::: RECORDS FOR THIS EXERCISE

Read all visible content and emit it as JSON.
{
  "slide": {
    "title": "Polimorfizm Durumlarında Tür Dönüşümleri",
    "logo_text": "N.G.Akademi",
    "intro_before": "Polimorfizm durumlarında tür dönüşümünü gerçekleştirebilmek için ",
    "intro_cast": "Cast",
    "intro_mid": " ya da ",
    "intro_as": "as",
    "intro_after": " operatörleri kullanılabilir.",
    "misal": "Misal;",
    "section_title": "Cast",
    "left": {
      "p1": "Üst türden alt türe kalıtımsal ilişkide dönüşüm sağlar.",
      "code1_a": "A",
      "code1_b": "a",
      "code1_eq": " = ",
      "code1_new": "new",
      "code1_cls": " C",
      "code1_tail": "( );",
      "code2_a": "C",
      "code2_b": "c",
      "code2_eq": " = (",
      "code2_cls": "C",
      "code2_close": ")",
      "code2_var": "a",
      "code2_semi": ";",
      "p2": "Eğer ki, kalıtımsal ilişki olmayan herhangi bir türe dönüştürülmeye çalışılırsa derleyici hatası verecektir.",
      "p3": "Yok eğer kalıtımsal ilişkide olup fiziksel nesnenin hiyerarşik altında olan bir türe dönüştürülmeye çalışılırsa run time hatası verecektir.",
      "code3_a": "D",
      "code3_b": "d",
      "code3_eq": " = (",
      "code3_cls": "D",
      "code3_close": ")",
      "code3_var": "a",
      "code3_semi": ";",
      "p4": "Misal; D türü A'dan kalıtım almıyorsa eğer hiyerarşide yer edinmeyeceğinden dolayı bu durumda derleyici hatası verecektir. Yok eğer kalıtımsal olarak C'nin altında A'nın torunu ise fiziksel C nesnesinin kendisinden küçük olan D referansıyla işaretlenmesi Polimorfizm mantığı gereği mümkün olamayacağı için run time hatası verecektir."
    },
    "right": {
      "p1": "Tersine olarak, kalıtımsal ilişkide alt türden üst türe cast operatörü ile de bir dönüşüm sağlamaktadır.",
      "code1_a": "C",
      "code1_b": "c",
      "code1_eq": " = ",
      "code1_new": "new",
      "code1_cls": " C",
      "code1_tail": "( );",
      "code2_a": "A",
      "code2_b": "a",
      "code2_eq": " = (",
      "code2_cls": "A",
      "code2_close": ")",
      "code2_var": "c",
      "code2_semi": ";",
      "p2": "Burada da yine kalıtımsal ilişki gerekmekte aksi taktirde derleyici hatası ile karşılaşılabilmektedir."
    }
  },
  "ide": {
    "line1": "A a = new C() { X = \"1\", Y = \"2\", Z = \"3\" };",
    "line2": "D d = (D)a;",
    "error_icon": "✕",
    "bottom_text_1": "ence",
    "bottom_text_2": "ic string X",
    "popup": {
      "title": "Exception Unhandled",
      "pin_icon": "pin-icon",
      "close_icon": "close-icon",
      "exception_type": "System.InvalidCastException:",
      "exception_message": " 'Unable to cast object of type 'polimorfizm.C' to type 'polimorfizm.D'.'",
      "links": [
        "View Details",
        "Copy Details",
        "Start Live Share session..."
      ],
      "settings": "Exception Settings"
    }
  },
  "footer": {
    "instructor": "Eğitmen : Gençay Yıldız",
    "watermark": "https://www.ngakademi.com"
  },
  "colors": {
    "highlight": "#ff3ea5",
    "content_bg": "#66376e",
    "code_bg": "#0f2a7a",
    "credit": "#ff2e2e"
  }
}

::::::

Find the word "olarak" in the entries above and gather every line that holds it.

      "p4": "Misal; D türü A'dan kalıtım almıyorsa eğer hiyerarşide yer edinmeyeceğinden dolayı bu durumda derleyici hatası verecektir. Yok eğer kalıtımsal olarak C'nin altında A'nın torunu ise fiziksel C nesnesinin kendisinden küçük olan D referansıyla işaretlenmesi Polimorfizm mantığı gereği mümkün olamayacağı için run time hatası verecektir."
      "p1": "Tersine olarak, kalıtımsal ilişkide alt türden üst türe cast operatörü ile de bir dönüşüm sağlamaktadır.",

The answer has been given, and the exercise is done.